▶ _Exercise instructions_: Carry on the blog post about Toyota's keynote at the automotive marketing summit, starting right after its final sentence.

▶ _Selected extract_:

:::

There’s no doubt that the concept of transport and mobility is changing dramatically, not to mention rapidly. Like every other manufacturer, Toyota is investing heavily in R&D, but what makes them different?
On August 9th I was lucky enough to attend the Mumbrella Automotive Marketing Summit, where Toyota Australia’s CMO, Wayne Gabriel, delivered the keynote. Now, I’ve always been a fan of Toyota, with the 86 listed among my favourite exterior designs of all time, so I was super interested to hear what he had to say.
I’ve also always been a fan of extra-ness, so when Wayne drove into the room in the not-yet-released i-ROAD, I was pretty impressed. For those who haven’t seen or heard of the i-ROAD, it’s a not-yet-released electric vehicle designed specifically for inner city driving. Want to see what it looks and drives like? Check out the video below.
We all know the automotive industry is undergoing change on an unprecedented scale, with electric vehicles and AI set to be the future of transport. But is developing the technology the challenge? Yes, and no. One of the biggest issues in AI-driven vehicles is getting the consumer on board. For people to make the leap of faith required and quite literally put their lives in the hands of machines, autonomous driving needs to improve on current safety levels, with every mistake and every death involving a self-driving vehicle instilling more doubt. We demand machines that are faultless, that will make the right decision every time, but how can you guarantee that? In relinquishing control, do we also give us the right to making an ethical choice in the event of an accident? What would a computer choose if given the options of killing its occupant or killing a pedestrian? The dog, or the cyclist?
This is especially true in the Australian market, with Aussies some of the most sceptical when it comes to autonomous vehicles. Only 25% are excited about the emerging technology, and 16% would never get into a self-driving car [IPSOS Survey].
So, how does a brand like Toyota respond to this kind of resistance? They reframe the conversation. Rather than push the idea of a self-driven car, Toyota has developed a Mobility Teammate Concept, where the driver and car collaborate and communicate, working towards a common goal of zero accidents and a more confident and capable driver and a more intelligent AI. This technology is already being implemented into the fleet in the form of Toyota Safety Sense, a bundle of features including automatic braking, pedestrian detection, lane departure alerts, automatic high beans and dynamic radar cruise control. As AI is further integrated, the ‘Chauffeur’ and ‘Guardian’ roles will emerge, both designed to keep the driver in control, but provide assistance when required.
By leaving the driver in control and creating a seemingly subservient AI, along with the incremental deployment of AI features, will Toyota be able to keep the ‘I, Robot’ nightmare where the machines try to kill us all out of consumers heads? Who can say.
Selling the Concept
The next question is, how do you sell these concepts to a new audience who is less likely to visit a showroom as their first touch point, and is likely to have up to 90 digital touch points with a brand before making the final vehicle purchase? This is another area where Toyota are doing things differently. Traditionally, to demonstrate safety technology, you would show demonstration videos, or animations, but you can’t really take a vehicle out for a test drive and casually try to swerve into another lane or hit a pedestrian. While some drivers might try this in their own vehicles to test out the features, reckless driving isn’t something dealers would, or should promote.

:::

▶ _Data shown_:
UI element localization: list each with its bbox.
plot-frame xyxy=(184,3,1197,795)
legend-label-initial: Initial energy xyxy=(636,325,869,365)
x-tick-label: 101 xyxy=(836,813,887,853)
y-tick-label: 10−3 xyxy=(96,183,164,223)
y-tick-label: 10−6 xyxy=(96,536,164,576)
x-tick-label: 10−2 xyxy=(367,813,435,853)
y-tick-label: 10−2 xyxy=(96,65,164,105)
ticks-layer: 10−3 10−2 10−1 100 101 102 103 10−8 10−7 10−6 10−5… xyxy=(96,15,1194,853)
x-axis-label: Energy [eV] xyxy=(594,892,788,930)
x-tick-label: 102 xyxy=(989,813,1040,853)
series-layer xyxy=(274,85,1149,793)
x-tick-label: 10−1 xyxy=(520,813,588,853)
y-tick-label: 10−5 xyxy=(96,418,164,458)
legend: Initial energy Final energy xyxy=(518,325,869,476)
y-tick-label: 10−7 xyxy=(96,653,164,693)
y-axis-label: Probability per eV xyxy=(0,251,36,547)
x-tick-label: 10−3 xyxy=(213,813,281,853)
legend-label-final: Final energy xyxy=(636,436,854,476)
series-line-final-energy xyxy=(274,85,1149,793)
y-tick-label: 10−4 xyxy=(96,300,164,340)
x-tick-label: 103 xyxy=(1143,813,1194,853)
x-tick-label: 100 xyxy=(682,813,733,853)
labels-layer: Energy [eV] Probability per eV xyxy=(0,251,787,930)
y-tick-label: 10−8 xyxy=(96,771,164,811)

:::

▶ _Answer to the problem_:
In this area Toyota has certainly been innovative, using VR and AR to sell in the new safety technology, with millennials the most open to this.
Keeping Customers Engaged
Another area where Toyota is doing things differently is in customer engagement. In September the brand will be launching an app – I won’t be cheeky and give away its core features, although I will say if you’re a Toyota owner you should definitely download it when it’s released (cough fuel savings cough). The app is also a great way for the brand to stay in touch with its customers long term, and move the relationship beyond just servicing. This is particularly important for the younger segment, who Toyota have found don’t have the same level of stickiness and brand loyalty of their older demographics. Once they’re actually in the dealership, younger buyers are looking at the quality of the product over the badge on the boot.
Shifting the Brand
Perhaps with this is mind, Toyota has sought to shift away from simply manufacturing vehicles, to being seen as a mobility solutions provider. In October 2017 the ‘Start Your Impossible’ campaign was launched with the ‘Mobility For All’ film, a moving piece that highlighted the brands truly global nature, emerging technologies, and Paralympics partnership.
The products showcased in this ad aren’t available yet, and many likely won’t be in-market for at least 3-5 years. So why advertise them in the first place? Because at the end of the day, the campaign isn’t about the product, it’s about ‘starting the impossible’, as the campaign tagline states, and getting the concept of mobility for all into our heads. To shift perceptions around AI, you need to turn fear into excitement, and what better way to do that than give us a glimpse of a future where physical disability is no longer a barrier?
Current releases and developments in AI are preparing the foundation for the seismic shift in product that will come once the balance between human and machine control has been found, and we move from ‘cars’ to ‘mobility solutions’. The technology may seem incredibly advanced, but at its core it helps people move and breaks down existing barriers to success. It’s a fantastic new brand positioning, and one that is also future-proof. For the next few years, at least!
So what is Toyota doing that’s so different? If I had to try to wrap it up into one, semi-coherent sentence, it would be this. They’re phasing cutting edge technology into products gradually so as not to make consumers feel uncomfortable; aligning (very rational) product development to (more emotional) brand positioning to ensure the brand experience is coherent; and creating new, valuable touch points - through technology - to improve the customer’s experience of the brand, and improve long-term loyalty. Not bad, Toyota, not bad!